**ACTIVITY:** This exercise calls for copying every line below that holds the word "legend".

*** Opening RECORDS FOR THIS EXERCISE ***

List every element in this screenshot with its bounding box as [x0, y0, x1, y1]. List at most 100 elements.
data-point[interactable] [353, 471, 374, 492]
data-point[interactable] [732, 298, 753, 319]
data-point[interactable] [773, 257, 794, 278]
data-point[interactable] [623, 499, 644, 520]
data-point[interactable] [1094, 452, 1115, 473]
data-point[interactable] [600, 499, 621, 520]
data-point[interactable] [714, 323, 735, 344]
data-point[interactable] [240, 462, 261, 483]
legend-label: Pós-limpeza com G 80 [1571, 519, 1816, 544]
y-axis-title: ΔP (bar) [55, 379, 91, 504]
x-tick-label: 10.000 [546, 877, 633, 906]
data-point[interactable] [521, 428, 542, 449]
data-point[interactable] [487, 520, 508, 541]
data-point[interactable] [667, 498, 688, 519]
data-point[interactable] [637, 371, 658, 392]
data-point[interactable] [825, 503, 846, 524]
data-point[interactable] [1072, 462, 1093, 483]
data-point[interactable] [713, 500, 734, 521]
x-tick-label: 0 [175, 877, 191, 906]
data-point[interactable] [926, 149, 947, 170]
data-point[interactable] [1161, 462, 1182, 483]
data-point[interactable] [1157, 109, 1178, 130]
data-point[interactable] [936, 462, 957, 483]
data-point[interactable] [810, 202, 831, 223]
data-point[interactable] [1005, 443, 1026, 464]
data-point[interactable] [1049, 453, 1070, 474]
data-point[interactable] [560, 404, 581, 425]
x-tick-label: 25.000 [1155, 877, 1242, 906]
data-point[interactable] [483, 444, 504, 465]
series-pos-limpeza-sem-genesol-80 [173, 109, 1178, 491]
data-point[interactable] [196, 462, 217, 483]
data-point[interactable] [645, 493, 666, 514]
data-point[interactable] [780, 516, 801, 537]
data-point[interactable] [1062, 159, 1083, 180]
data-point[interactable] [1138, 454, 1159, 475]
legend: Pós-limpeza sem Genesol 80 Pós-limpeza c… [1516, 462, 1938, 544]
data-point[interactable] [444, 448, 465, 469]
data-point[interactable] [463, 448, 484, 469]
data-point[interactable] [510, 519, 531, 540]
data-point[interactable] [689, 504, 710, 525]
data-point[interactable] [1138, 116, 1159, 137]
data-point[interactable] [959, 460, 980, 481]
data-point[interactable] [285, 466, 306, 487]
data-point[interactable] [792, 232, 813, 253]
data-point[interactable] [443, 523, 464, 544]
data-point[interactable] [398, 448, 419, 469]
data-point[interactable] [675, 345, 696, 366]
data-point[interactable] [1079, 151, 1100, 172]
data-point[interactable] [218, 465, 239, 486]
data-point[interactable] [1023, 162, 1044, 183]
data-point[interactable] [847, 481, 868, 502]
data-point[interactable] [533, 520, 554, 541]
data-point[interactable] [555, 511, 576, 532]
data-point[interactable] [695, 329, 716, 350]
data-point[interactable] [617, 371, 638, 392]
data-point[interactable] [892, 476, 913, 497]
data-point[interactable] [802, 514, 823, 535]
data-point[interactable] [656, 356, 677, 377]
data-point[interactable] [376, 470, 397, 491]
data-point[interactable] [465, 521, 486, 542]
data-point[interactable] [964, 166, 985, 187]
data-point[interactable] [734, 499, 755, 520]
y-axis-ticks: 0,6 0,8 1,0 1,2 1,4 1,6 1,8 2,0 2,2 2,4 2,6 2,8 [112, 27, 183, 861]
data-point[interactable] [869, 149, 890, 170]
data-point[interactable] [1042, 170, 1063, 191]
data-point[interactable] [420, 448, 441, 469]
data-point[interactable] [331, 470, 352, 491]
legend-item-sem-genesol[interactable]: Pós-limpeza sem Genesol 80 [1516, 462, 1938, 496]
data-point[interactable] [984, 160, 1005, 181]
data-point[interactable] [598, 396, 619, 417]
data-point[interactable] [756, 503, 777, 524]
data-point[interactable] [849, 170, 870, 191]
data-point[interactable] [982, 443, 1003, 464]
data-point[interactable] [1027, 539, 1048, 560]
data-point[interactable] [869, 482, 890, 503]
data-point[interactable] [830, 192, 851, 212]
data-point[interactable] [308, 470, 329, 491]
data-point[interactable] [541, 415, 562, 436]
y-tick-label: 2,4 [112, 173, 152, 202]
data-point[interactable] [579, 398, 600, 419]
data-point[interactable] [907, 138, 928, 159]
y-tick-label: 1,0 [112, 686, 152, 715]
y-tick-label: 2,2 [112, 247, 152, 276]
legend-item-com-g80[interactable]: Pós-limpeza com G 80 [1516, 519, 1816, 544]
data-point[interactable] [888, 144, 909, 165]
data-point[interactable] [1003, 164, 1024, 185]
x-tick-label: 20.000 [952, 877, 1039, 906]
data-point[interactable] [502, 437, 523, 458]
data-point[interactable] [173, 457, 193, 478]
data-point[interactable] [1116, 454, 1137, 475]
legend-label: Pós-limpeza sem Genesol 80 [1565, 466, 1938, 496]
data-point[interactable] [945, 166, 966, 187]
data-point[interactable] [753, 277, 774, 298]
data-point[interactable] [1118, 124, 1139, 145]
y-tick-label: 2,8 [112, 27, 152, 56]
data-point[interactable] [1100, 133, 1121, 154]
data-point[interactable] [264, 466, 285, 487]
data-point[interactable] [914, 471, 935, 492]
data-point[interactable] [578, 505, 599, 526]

*** Closing RECORDS FOR THIS EXERCISE ***

**WRITTEN ANSWER:**
legend-label: Pós-limpeza com G 80 [1571, 519, 1816, 544]
legend: Pós-limpeza sem Genesol 80 Pós-limpeza c… [1516, 462, 1938, 544]
legend-item-sem-genesol[interactable]: Pós-limpeza sem Genesol 80 [1516, 462, 1938, 496]
legend-item-com-g80[interactable]: Pós-limpeza com G 80 [1516, 519, 1816, 544]
legend-label: Pós-limpeza sem Genesol 80 [1565, 466, 1938, 496]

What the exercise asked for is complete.